## Task
Copy every line from the data below in which the string "atendimentos" can be found.

Excerpts from a figure dataset:
_ _ _ _ _ _ _

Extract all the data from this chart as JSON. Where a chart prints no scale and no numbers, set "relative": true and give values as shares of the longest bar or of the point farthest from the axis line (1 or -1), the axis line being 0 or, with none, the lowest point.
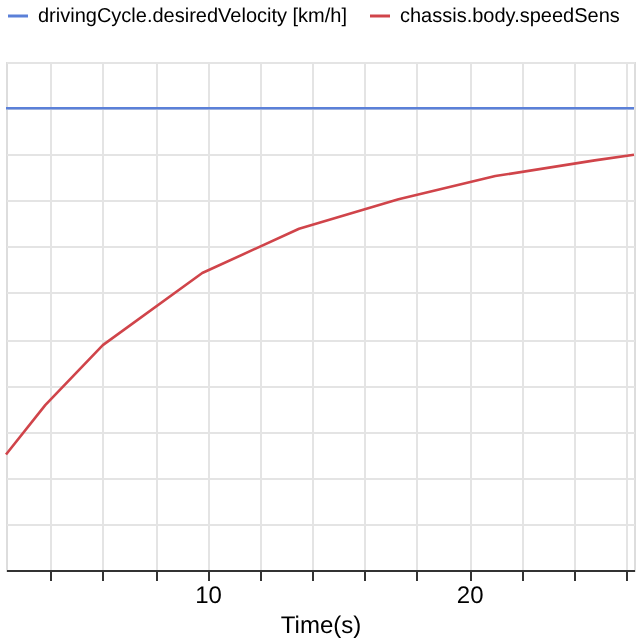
{
  "chart_data": {
    "type": "line",
    "xlabel": "Time(s)",
    "relative": true,
    "xlim": [
      2.3,
      26.3
    ],
    "xticks": [
      {
        "value": 4,
        "label": null
      },
      {
        "value": 6,
        "label": null
      },
      {
        "value": 8,
        "label": null
      },
      10,
      {
        "value": 12,
        "label": null
      },
      {
        "value": 14,
        "label": null
      },
      {
        "value": 16,
        "label": null
      },
      {
        "value": 18,
        "label": null
      },
      20,
      {
        "value": 22,
        "label": null
      },
      {
        "value": 24,
        "label": null
      },
      {
        "value": 26,
        "label": null
      }
    ],
    "series": [
      {
        "name": "drivingCycle.desiredVelocity [km/h]",
        "color": "#5b80d8",
        "x": [
          2.3,
          26.3
        ],
        "values": [
          1,
          1
        ]
      },
      {
        "name": "chassis.body.speedSens",
        "color": "#d0444a",
        "x": [
          2.3,
          3.8,
          6.0,
          9.8,
          13.5,
          17.3,
          21.0,
          24.8,
          26.3
        ],
        "values": [
          0.25,
          0.357,
          0.487,
          0.643,
          0.739,
          0.803,
          0.853,
          0.887,
          0.899
        ]
      }
    ],
    "grid": true,
    "legend": "top",
    "tick_labels": "x",
    "line_style": "solid",
    "marker": "none"
  }
}
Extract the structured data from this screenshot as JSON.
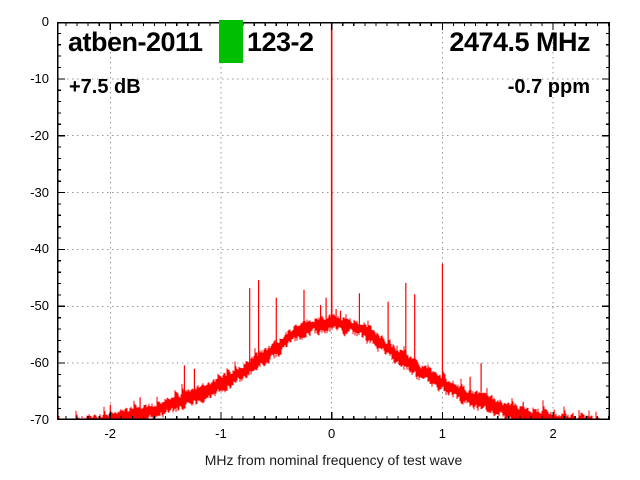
{
  "colors": {
    "trace": "#ff0000",
    "grid": "#999999",
    "axis": "#000000",
    "background": "#ffffff",
    "redaction": "#00be00"
  },
  "redaction": {
    "color": "#00be00",
    "covers": "character in title"
  },
  "chart_data": {
    "type": "line",
    "title": "",
    "xlabel": "MHz from nominal frequency of test wave",
    "ylabel": "",
    "legend": null,
    "grid": true,
    "xlim": [
      -2.481,
      2.514
    ],
    "ylim": [
      -70,
      0
    ],
    "x_major_ticks": [
      -2,
      -1,
      0,
      1,
      2
    ],
    "x_tick_labels": [
      "-2",
      "-1",
      "0",
      "1",
      "2"
    ],
    "x_minor_step": 0.1,
    "y_major_ticks": [
      0,
      -10,
      -20,
      -30,
      -40,
      -50,
      -60,
      -70
    ],
    "y_tick_labels": [
      "0",
      "-10",
      "-20",
      "-30",
      "-40",
      "-50",
      "-60",
      "-70"
    ],
    "y_minor_step": 2,
    "annotations": [
      {
        "text": "atben-2011",
        "position": "top-left"
      },
      {
        "text": "123-2",
        "position": "top-left-after-redaction"
      },
      {
        "text": "2474.5 MHz",
        "position": "top-right"
      },
      {
        "text": "+7.5 dB",
        "position": "upper-left"
      },
      {
        "text": "-0.7 ppm",
        "position": "upper-right"
      }
    ],
    "carrier": {
      "freq_mhz": 0.0,
      "peak_db": 0.0
    },
    "noise_envelope_abs_freq_db": [
      [
        0.0,
        -52.8
      ],
      [
        0.1,
        -53.2
      ],
      [
        0.2,
        -53.5
      ],
      [
        0.3,
        -54.3
      ],
      [
        0.4,
        -55.8
      ],
      [
        0.5,
        -57.2
      ],
      [
        0.6,
        -58.7
      ],
      [
        0.7,
        -60.0
      ],
      [
        0.8,
        -61.3
      ],
      [
        0.9,
        -62.5
      ],
      [
        1.0,
        -63.5
      ],
      [
        1.2,
        -65.5
      ],
      [
        1.4,
        -67.0
      ],
      [
        1.6,
        -68.3
      ],
      [
        1.8,
        -69.2
      ],
      [
        2.0,
        -69.9
      ],
      [
        2.2,
        -70.4
      ],
      [
        2.55,
        -71.5
      ]
    ],
    "spurs_freq_db": [
      [
        -2.0,
        -67.3
      ],
      [
        -1.73,
        -66.0
      ],
      [
        -1.33,
        -60.4
      ],
      [
        -1.24,
        -61.0
      ],
      [
        -0.74,
        -46.8
      ],
      [
        -0.66,
        -45.4
      ],
      [
        -0.5,
        -48.5
      ],
      [
        -0.25,
        -47.1
      ],
      [
        -0.1,
        -49.8
      ],
      [
        -0.05,
        -48.5
      ],
      [
        0.04,
        -50.5
      ],
      [
        0.08,
        -50.8
      ],
      [
        0.25,
        -47.7
      ],
      [
        0.51,
        -49.2
      ],
      [
        0.67,
        -45.9
      ],
      [
        0.75,
        -47.9
      ],
      [
        1.0,
        -42.5
      ],
      [
        1.25,
        -62.4
      ],
      [
        1.35,
        -60.0
      ],
      [
        1.73,
        -66.8
      ],
      [
        2.01,
        -68.2
      ],
      [
        2.24,
        -69.2
      ],
      [
        2.32,
        -69.4
      ]
    ],
    "noise_render": {
      "seed": 12,
      "band_up_db": 1.6,
      "band_down_db": 2.1,
      "spike_prob": 0.05
    }
  }
}
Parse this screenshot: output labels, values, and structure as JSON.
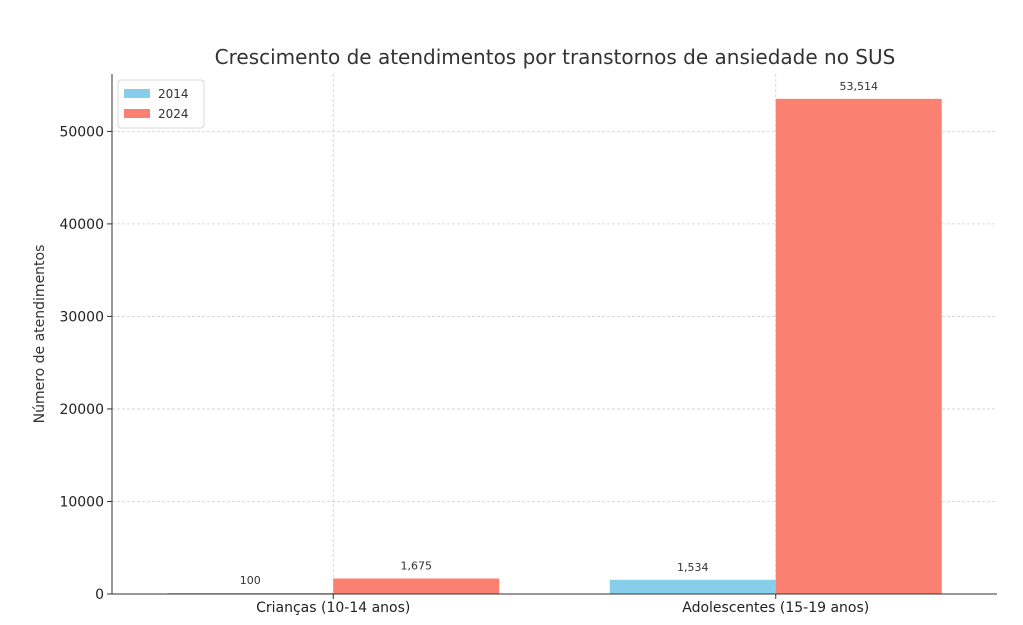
{
  "chart_data": {
    "type": "bar",
    "title": "Crescimento de atendimentos por transtornos de ansiedade no SUS",
    "xlabel": "",
    "ylabel": "Número de atendimentos",
    "categories": [
      "Crianças (10-14 anos)",
      "Adolescentes (15-19 anos)"
    ],
    "series": [
      {
        "name": "2014",
        "values": [
          100,
          1534
        ],
        "labels": [
          "100",
          "1,534"
        ],
        "color": "#87CEEB"
      },
      {
        "name": "2024",
        "values": [
          1675,
          53514
        ],
        "labels": [
          "1,675",
          "53,514"
        ],
        "color": "#FA8072"
      }
    ],
    "ylim": [
      0,
      56200
    ],
    "yticks": [
      0,
      10000,
      20000,
      30000,
      40000,
      50000
    ],
    "ytick_labels": [
      "0",
      "10000",
      "20000",
      "30000",
      "40000",
      "50000"
    ],
    "grid": true,
    "legend_position": "top-left"
  }
}
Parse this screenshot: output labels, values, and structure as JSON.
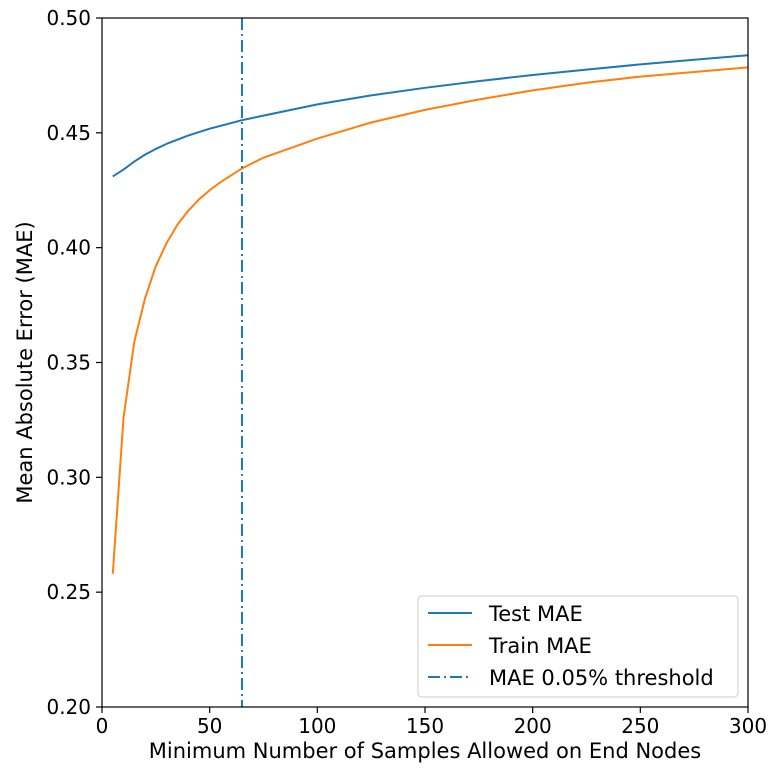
{
  "chart_data": {
    "type": "line",
    "title": "",
    "xlabel": "Minimum Number of Samples Allowed on End Nodes",
    "ylabel": "Mean Absolute Error (MAE)",
    "xlim": [
      0,
      300
    ],
    "ylim": [
      0.2,
      0.5
    ],
    "xticks": [
      0,
      50,
      100,
      150,
      200,
      250,
      300
    ],
    "xtick_labels": [
      "0",
      "50",
      "100",
      "150",
      "200",
      "250",
      "300"
    ],
    "yticks": [
      0.2,
      0.25,
      0.3,
      0.35,
      0.4,
      0.45,
      0.5
    ],
    "ytick_labels": [
      "0.20",
      "0.25",
      "0.30",
      "0.35",
      "0.40",
      "0.45",
      "0.50"
    ],
    "grid": false,
    "legend_position": "lower-right",
    "series": [
      {
        "name": "Test MAE",
        "color": "#1f77b4",
        "style": "solid",
        "x": [
          5,
          10,
          15,
          20,
          25,
          30,
          40,
          50,
          65,
          75,
          100,
          125,
          150,
          175,
          200,
          225,
          250,
          275,
          300
        ],
        "y": [
          0.431,
          0.434,
          0.4375,
          0.4405,
          0.443,
          0.4452,
          0.4488,
          0.4518,
          0.4555,
          0.4575,
          0.4624,
          0.4663,
          0.4696,
          0.4725,
          0.4752,
          0.4775,
          0.4798,
          0.4818,
          0.4838
        ]
      },
      {
        "name": "Train MAE",
        "color": "#ff7f0e",
        "style": "solid",
        "x": [
          5,
          10,
          15,
          20,
          25,
          30,
          35,
          40,
          45,
          50,
          55,
          65,
          75,
          100,
          125,
          150,
          175,
          200,
          225,
          250,
          275,
          300
        ],
        "y": [
          0.258,
          0.326,
          0.359,
          0.378,
          0.392,
          0.402,
          0.41,
          0.416,
          0.421,
          0.425,
          0.4285,
          0.4345,
          0.4392,
          0.4475,
          0.4545,
          0.46,
          0.4645,
          0.4685,
          0.4718,
          0.4745,
          0.4765,
          0.4785
        ]
      },
      {
        "name": "MAE 0.05% threshold",
        "color": "#1f77b4",
        "style": "dashdot",
        "type": "vline",
        "x_value": 65
      }
    ]
  }
}
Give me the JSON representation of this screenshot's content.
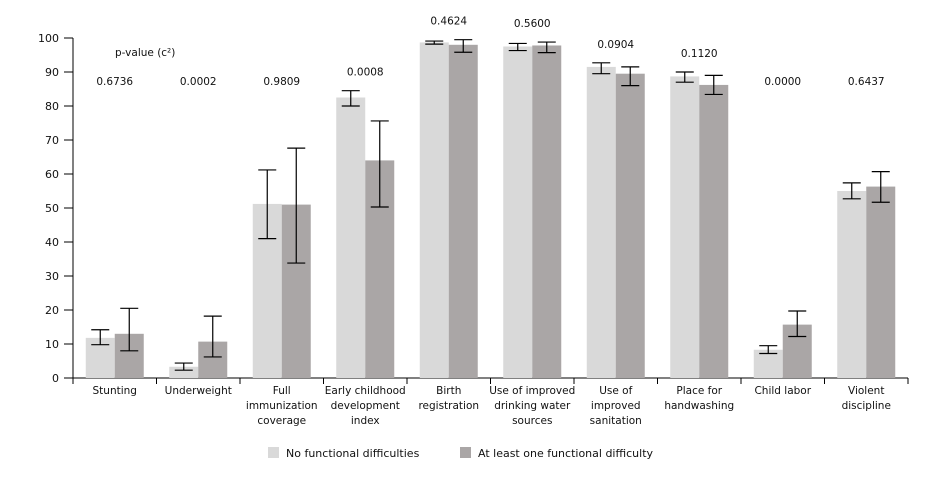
{
  "chart_data": {
    "type": "bar",
    "title": "",
    "xlabel": "",
    "ylabel": "",
    "ylim": [
      0,
      100
    ],
    "yticks": [
      0,
      10,
      20,
      30,
      40,
      50,
      60,
      70,
      80,
      90,
      100
    ],
    "grid": false,
    "annotation_header": "p-value (c²)",
    "categories": [
      [
        "Stunting"
      ],
      [
        "Underweight"
      ],
      [
        "Full",
        "immunization",
        "coverage"
      ],
      [
        "Early childhood",
        "development",
        "index"
      ],
      [
        "Birth",
        "registration"
      ],
      [
        "Use of improved",
        "drinking water",
        "sources"
      ],
      [
        "Use of",
        "improved",
        "sanitation"
      ],
      [
        "Place for",
        "handwashing"
      ],
      [
        "Child labor"
      ],
      [
        "Violent",
        "discipline"
      ]
    ],
    "p_values": [
      "0.6736",
      "0.0002",
      "0.9809",
      "0.0008",
      "0.4624",
      "0.5600",
      "0.0904",
      "0.1120",
      "0.0000",
      "0.6437"
    ],
    "series": [
      {
        "name": "No functional difficulties",
        "color": "#d9d9d9",
        "values": [
          11.8,
          3.3,
          51.2,
          82.5,
          98.7,
          97.5,
          91.5,
          88.7,
          8.3,
          55.0
        ],
        "ci_low": [
          9.8,
          2.3,
          41.0,
          80.0,
          98.2,
          96.3,
          89.5,
          87.0,
          7.2,
          52.7
        ],
        "ci_high": [
          14.2,
          4.4,
          61.2,
          84.5,
          99.1,
          98.4,
          92.7,
          90.0,
          9.5,
          57.4
        ]
      },
      {
        "name": "At least one functional difficulty",
        "color": "#aaa6a6",
        "values": [
          13.0,
          10.7,
          51.0,
          64.0,
          98.0,
          97.8,
          89.5,
          86.2,
          15.7,
          56.3
        ],
        "ci_low": [
          8.0,
          6.2,
          33.8,
          50.3,
          95.8,
          95.7,
          86.0,
          83.4,
          12.2,
          51.7
        ],
        "ci_high": [
          20.5,
          18.2,
          67.6,
          75.6,
          99.5,
          98.8,
          91.5,
          89.0,
          19.7,
          60.7
        ]
      }
    ],
    "legend_position": "bottom"
  }
}
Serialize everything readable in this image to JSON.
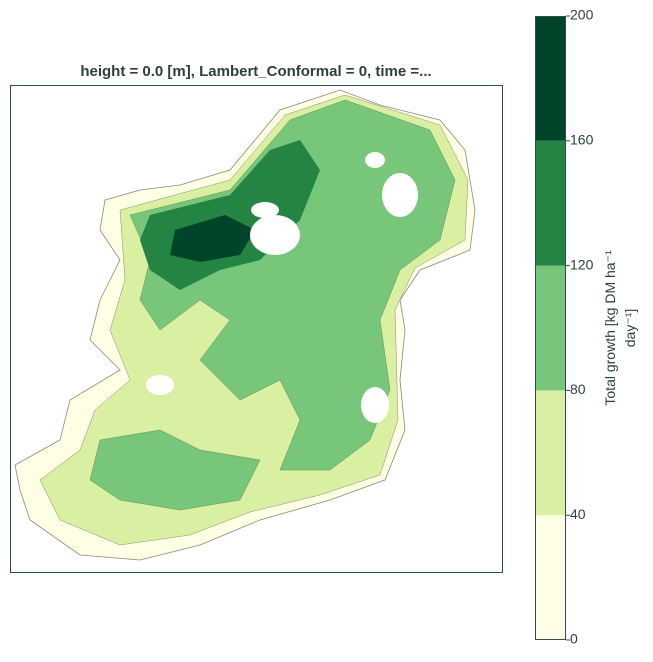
{
  "chart_data": {
    "type": "contourf",
    "title": "height = 0.0 [m], Lambert_Conformal = 0, time =...",
    "colorbar": {
      "levels": [
        0,
        40,
        80,
        120,
        160,
        200
      ],
      "colors": [
        "#ffffe5",
        "#d9f0a3",
        "#78c679",
        "#238443",
        "#004529"
      ],
      "label_lines": [
        "Total growth [kg DM ha⁻¹",
        "day⁻¹]"
      ]
    }
  }
}
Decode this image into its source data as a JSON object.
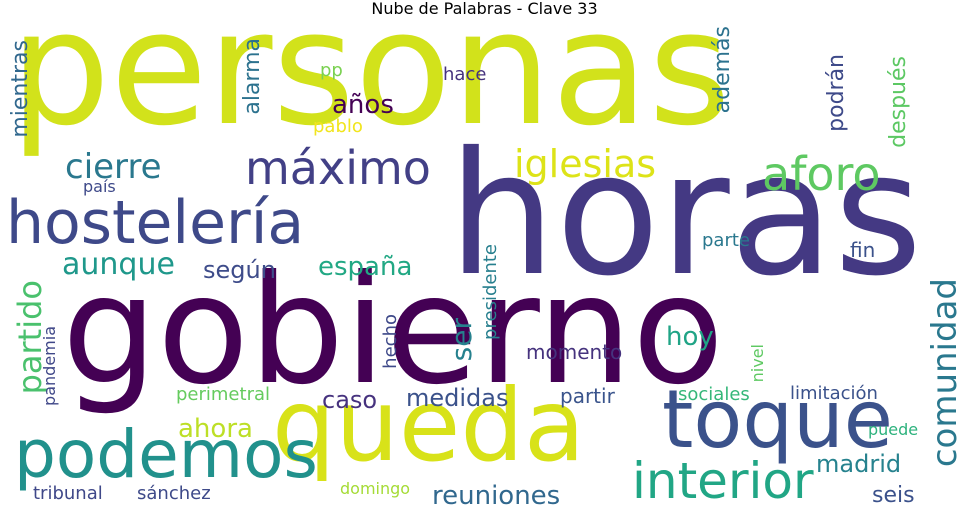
{
  "title": "Nube de Palabras - Clave 33",
  "words": [
    {
      "text": "personas",
      "color": "#d2e21b"
    },
    {
      "text": "horas",
      "color": "#443983"
    },
    {
      "text": "gobierno",
      "color": "#440154"
    },
    {
      "text": "queda",
      "color": "#d8e219"
    },
    {
      "text": "toque",
      "color": "#3b528b"
    },
    {
      "text": "podemos",
      "color": "#21918c"
    },
    {
      "text": "hostelería",
      "color": "#3e4989"
    },
    {
      "text": "interior",
      "color": "#21a685"
    },
    {
      "text": "máximo",
      "color": "#424086"
    },
    {
      "text": "aforo",
      "color": "#5ec962"
    },
    {
      "text": "cierre",
      "color": "#2a788e"
    },
    {
      "text": "iglesias",
      "color": "#dde318"
    },
    {
      "text": "comunidad",
      "color": "#2a788e"
    },
    {
      "text": "partido",
      "color": "#4ac16d"
    },
    {
      "text": "aunque",
      "color": "#1f988b"
    },
    {
      "text": "según",
      "color": "#3e4c8a"
    },
    {
      "text": "españa",
      "color": "#22a884"
    },
    {
      "text": "reuniones",
      "color": "#31688e"
    },
    {
      "text": "medidas",
      "color": "#3b528b"
    },
    {
      "text": "años",
      "color": "#440154"
    },
    {
      "text": "ser",
      "color": "#26818e"
    },
    {
      "text": "hoy",
      "color": "#20a486"
    },
    {
      "text": "ahora",
      "color": "#bddf26"
    },
    {
      "text": "caso",
      "color": "#46327e"
    },
    {
      "text": "madrid",
      "color": "#26828e"
    },
    {
      "text": "seis",
      "color": "#3b518b"
    },
    {
      "text": "alarma",
      "color": "#2c728e"
    },
    {
      "text": "además",
      "color": "#2c728e"
    },
    {
      "text": "podrán",
      "color": "#3e4a89"
    },
    {
      "text": "después",
      "color": "#5cc863"
    },
    {
      "text": "mientras",
      "color": "#31688e"
    },
    {
      "text": "momento",
      "color": "#46337e"
    },
    {
      "text": "perimetral",
      "color": "#65cb5e"
    },
    {
      "text": "partir",
      "color": "#3a548c"
    },
    {
      "text": "sociales",
      "color": "#35b779"
    },
    {
      "text": "limitación",
      "color": "#3b528b"
    },
    {
      "text": "puede",
      "color": "#2db27d"
    },
    {
      "text": "tribunal",
      "color": "#3f4889"
    },
    {
      "text": "sánchez",
      "color": "#3e4a89"
    },
    {
      "text": "domingo",
      "color": "#a5db36"
    },
    {
      "text": "pandemia",
      "color": "#3f4788"
    },
    {
      "text": "hecho",
      "color": "#3e4989"
    },
    {
      "text": "presidente",
      "color": "#277f8e"
    },
    {
      "text": "nivel",
      "color": "#5ec962"
    },
    {
      "text": "parte",
      "color": "#2a788e"
    },
    {
      "text": "fin",
      "color": "#3b528b"
    },
    {
      "text": "hace",
      "color": "#46337e"
    },
    {
      "text": "pp",
      "color": "#7ad151"
    },
    {
      "text": "pablo",
      "color": "#f1e51d"
    },
    {
      "text": "país",
      "color": "#3e4989"
    }
  ]
}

_ _ _ _ _ _ _

## The solution
    "title": "Crescimento de atendimentos por transtornos de ansiedade no SUS",
    "ylabel": "Número de atendimentos",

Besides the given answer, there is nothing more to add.